TO BE DONE – Look through the data below. Show each line where the string "Identificação" occurs.

DATA TO PROCESS –
· · · · ·

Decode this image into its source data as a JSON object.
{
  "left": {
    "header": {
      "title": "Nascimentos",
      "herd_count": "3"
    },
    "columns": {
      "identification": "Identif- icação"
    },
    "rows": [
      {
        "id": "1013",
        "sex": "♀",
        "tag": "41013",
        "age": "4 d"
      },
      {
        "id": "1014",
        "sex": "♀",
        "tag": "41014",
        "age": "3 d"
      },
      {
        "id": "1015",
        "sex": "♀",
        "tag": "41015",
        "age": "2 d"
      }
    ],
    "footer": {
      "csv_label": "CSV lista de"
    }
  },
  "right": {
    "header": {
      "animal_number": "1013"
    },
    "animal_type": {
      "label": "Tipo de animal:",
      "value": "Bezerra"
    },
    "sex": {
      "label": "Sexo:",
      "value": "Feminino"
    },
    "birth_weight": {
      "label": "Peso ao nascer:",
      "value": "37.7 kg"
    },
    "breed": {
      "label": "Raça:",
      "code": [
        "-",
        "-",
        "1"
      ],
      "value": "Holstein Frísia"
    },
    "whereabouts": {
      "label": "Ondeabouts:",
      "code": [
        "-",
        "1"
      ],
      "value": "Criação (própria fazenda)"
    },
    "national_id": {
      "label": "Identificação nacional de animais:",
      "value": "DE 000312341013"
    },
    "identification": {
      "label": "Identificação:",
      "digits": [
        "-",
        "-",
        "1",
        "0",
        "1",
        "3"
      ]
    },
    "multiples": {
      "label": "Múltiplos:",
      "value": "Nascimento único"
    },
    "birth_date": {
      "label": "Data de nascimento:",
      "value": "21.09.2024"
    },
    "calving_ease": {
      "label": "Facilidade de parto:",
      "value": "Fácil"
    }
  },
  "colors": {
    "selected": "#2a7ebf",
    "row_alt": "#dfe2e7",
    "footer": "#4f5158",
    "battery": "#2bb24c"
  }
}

· · · · ·

ANSWER FOR THIS EXERCISE –
      "label": "Identificação nacional de animais:",
      "label": "Identificação:",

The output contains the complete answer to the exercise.